(Collection entries)
BEGIN
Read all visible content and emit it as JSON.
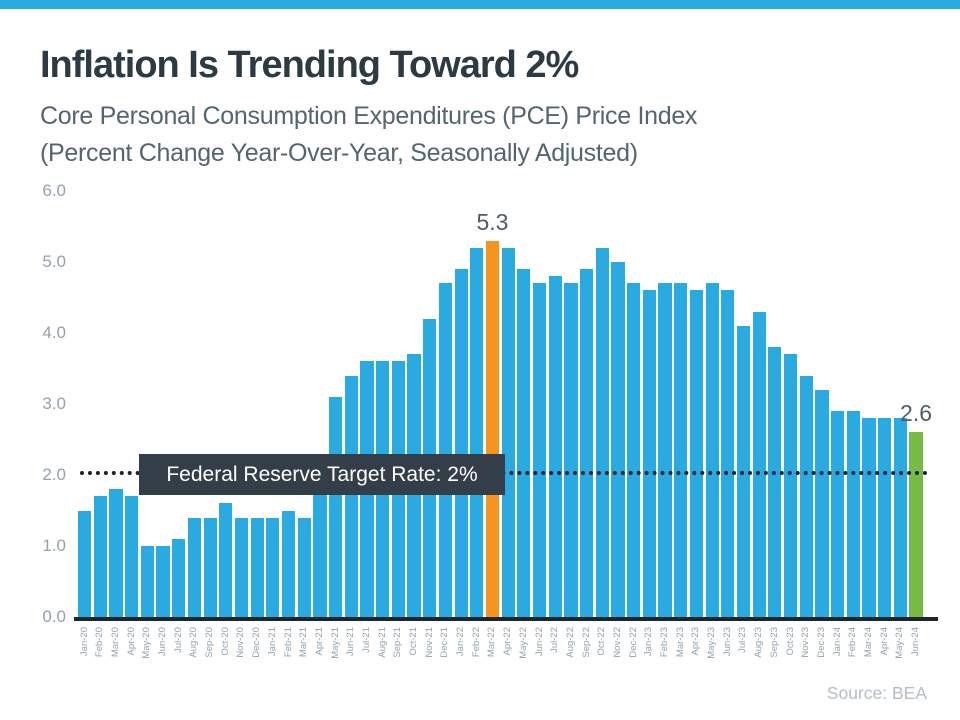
{
  "header": {
    "title": "Inflation Is Trending Toward 2%",
    "subtitle_line1": "Core Personal Consumption Expenditures (PCE) Price Index",
    "subtitle_line2": "(Percent Change Year-Over-Year, Seasonally Adjusted)"
  },
  "colors": {
    "banner": "#29ABE2",
    "title": "#2C3A43",
    "subtitle": "#53656F",
    "axis_text": "#93A1AC",
    "bar_value_text": "#4E5D68",
    "target_box_bg": "#333E48",
    "source_text": "#B2BEC7"
  },
  "chart_data": {
    "type": "bar",
    "title": "Inflation Is Trending Toward 2%",
    "subtitle": "Core Personal Consumption Expenditures (PCE) Price Index (Percent Change Year-Over-Year, Seasonally Adjusted)",
    "categories": [
      "Jan-20",
      "Feb-20",
      "Mar-20",
      "Apr-20",
      "May-20",
      "Jun-20",
      "Jul-20",
      "Aug-20",
      "Sep-20",
      "Oct-20",
      "Nov-20",
      "Dec-20",
      "Jan-21",
      "Feb-21",
      "Mar-21",
      "Apr-21",
      "May-21",
      "Jun-21",
      "Jul-21",
      "Aug-21",
      "Sep-21",
      "Oct-21",
      "Nov-21",
      "Dec-21",
      "Jan-22",
      "Feb-22",
      "Mar-22",
      "Apr-22",
      "May-22",
      "Jun-22",
      "Jul-22",
      "Aug-22",
      "Sep-22",
      "Oct-22",
      "Nov-22",
      "Dec-22",
      "Jan-23",
      "Feb-23",
      "Mar-23",
      "Apr-23",
      "May-23",
      "Jun-23",
      "Jul-23",
      "Aug-23",
      "Sep-23",
      "Oct-23",
      "Nov-23",
      "Dec-23",
      "Jan-24",
      "Feb-24",
      "Mar-24",
      "Apr-24",
      "May-24",
      "Jun-24"
    ],
    "values": [
      1.5,
      1.7,
      1.8,
      1.7,
      1.0,
      1.0,
      1.1,
      1.4,
      1.4,
      1.6,
      1.4,
      1.4,
      1.4,
      1.5,
      1.4,
      2.2,
      3.1,
      3.4,
      3.6,
      3.6,
      3.6,
      3.7,
      4.2,
      4.7,
      4.9,
      5.2,
      5.3,
      5.2,
      4.9,
      4.7,
      4.8,
      4.7,
      4.9,
      5.2,
      5.0,
      4.7,
      4.6,
      4.7,
      4.7,
      4.6,
      4.7,
      4.6,
      4.1,
      4.3,
      3.8,
      3.7,
      3.4,
      3.2,
      2.9,
      2.9,
      2.8,
      2.8,
      2.8,
      2.6
    ],
    "bar_color": "#29ABE2",
    "bar_colors": {
      "Mar-22": "#F7941D",
      "Jun-24": "#76BC43"
    },
    "bar_labels": [
      {
        "category": "Mar-22",
        "text": "5.3"
      },
      {
        "category": "Jun-24",
        "text": "2.6"
      }
    ],
    "target_line": {
      "value": 2.0,
      "label": "Federal Reserve Target Rate: 2%"
    },
    "ylim": [
      0,
      6
    ],
    "yticks": [
      {
        "value": 6,
        "label": "6.0"
      },
      {
        "value": 5,
        "label": "5.0"
      },
      {
        "value": 4,
        "label": "4.0"
      },
      {
        "value": 3,
        "label": "3.0"
      },
      {
        "value": 2,
        "label": "2.0"
      },
      {
        "value": 1,
        "label": "1.0"
      },
      {
        "value": 0,
        "label": "0.0"
      }
    ],
    "grid": false,
    "legend": false,
    "source": "Source: BEA"
  }
}
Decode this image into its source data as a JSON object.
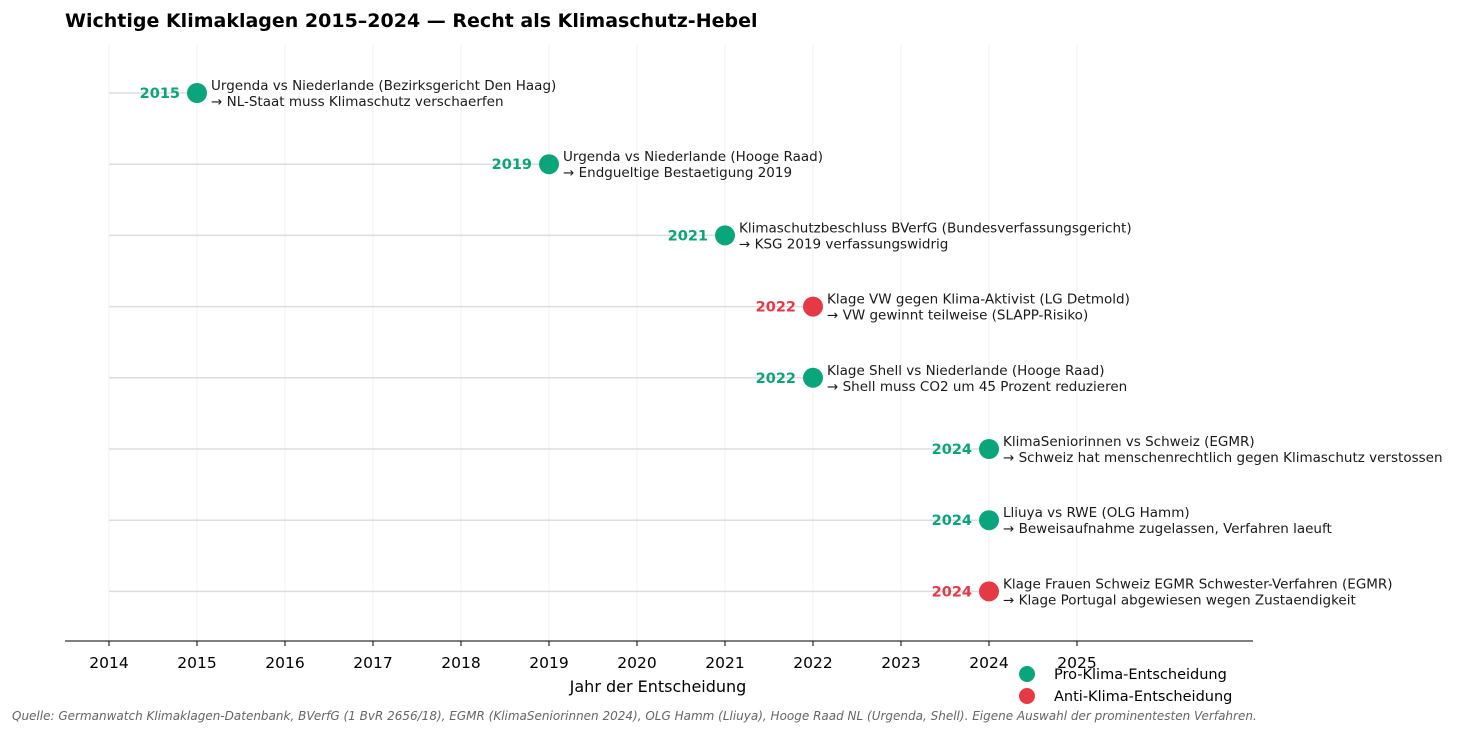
{
  "chart_data": {
    "type": "scatter",
    "title": "Wichtige Klimaklagen 2015–2024 — Recht als Klimaschutz-Hebel",
    "xlabel": "Jahr der Entscheidung",
    "xlim": [
      2013.5,
      2027.0
    ],
    "xticks": [
      2014,
      2015,
      2016,
      2017,
      2018,
      2019,
      2020,
      2021,
      2022,
      2023,
      2024,
      2025
    ],
    "colors": {
      "pro": "#0aa57a",
      "anti": "#e63946"
    },
    "cases": [
      {
        "year": 2015,
        "year_label": "2015",
        "outcome": "pro",
        "line1": "Urgenda vs Niederlande (Bezirksgericht Den Haag)",
        "line2": "→ NL-Staat muss Klimaschutz verschaerfen"
      },
      {
        "year": 2019,
        "year_label": "2019",
        "outcome": "pro",
        "line1": "Urgenda vs Niederlande (Hooge Raad)",
        "line2": "→ Endgueltige Bestaetigung 2019"
      },
      {
        "year": 2021,
        "year_label": "2021",
        "outcome": "pro",
        "line1": "Klimaschutzbeschluss BVerfG (Bundesverfassungsgericht)",
        "line2": "→ KSG 2019 verfassungswidrig"
      },
      {
        "year": 2022,
        "year_label": "2022",
        "outcome": "anti",
        "line1": "Klage VW gegen Klima-Aktivist (LG Detmold)",
        "line2": "→ VW gewinnt teilweise (SLAPP-Risiko)"
      },
      {
        "year": 2022,
        "year_label": "2022",
        "outcome": "pro",
        "line1": "Klage Shell vs Niederlande (Hooge Raad)",
        "line2": "→ Shell muss CO2 um 45 Prozent reduzieren"
      },
      {
        "year": 2024,
        "year_label": "2024",
        "outcome": "pro",
        "line1": "KlimaSeniorinnen vs Schweiz (EGMR)",
        "line2": "→ Schweiz hat menschenrechtlich gegen Klimaschutz verstossen"
      },
      {
        "year": 2024,
        "year_label": "2024",
        "outcome": "pro",
        "line1": "Lliuya vs RWE (OLG Hamm)",
        "line2": "→ Beweisaufnahme zugelassen, Verfahren laeuft"
      },
      {
        "year": 2024,
        "year_label": "2024",
        "outcome": "anti",
        "line1": "Klage Frauen Schweiz EGMR Schwester-Verfahren (EGMR)",
        "line2": "→ Klage Portugal abgewiesen wegen Zustaendigkeit"
      }
    ],
    "legend": [
      {
        "outcome": "pro",
        "label": "Pro-Klima-Entscheidung"
      },
      {
        "outcome": "anti",
        "label": "Anti-Klima-Entscheidung"
      }
    ],
    "legend_position": "bottom-right",
    "grid": "vertical-light",
    "source": "Quelle: Germanwatch Klimaklagen-Datenbank, BVerfG (1 BvR 2656/18), EGMR (KlimaSeniorinnen 2024), OLG Hamm (Lliuya), Hooge Raad NL (Urgenda, Shell). Eigene Auswahl der prominentesten Verfahren."
  }
}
END
WHAT IS BEING ASKED: Find all lines holding the string "Price" and copy them.

EXERCISE ANSWER:
    "subtitle_line1": "Core Personal Consumption Expenditures (PCE) Price Index",
    "subtitle": "Core Personal Consumption Expenditures (PCE) Price Index (Percent Change Year-Over-Year, Seasonally Adjusted)",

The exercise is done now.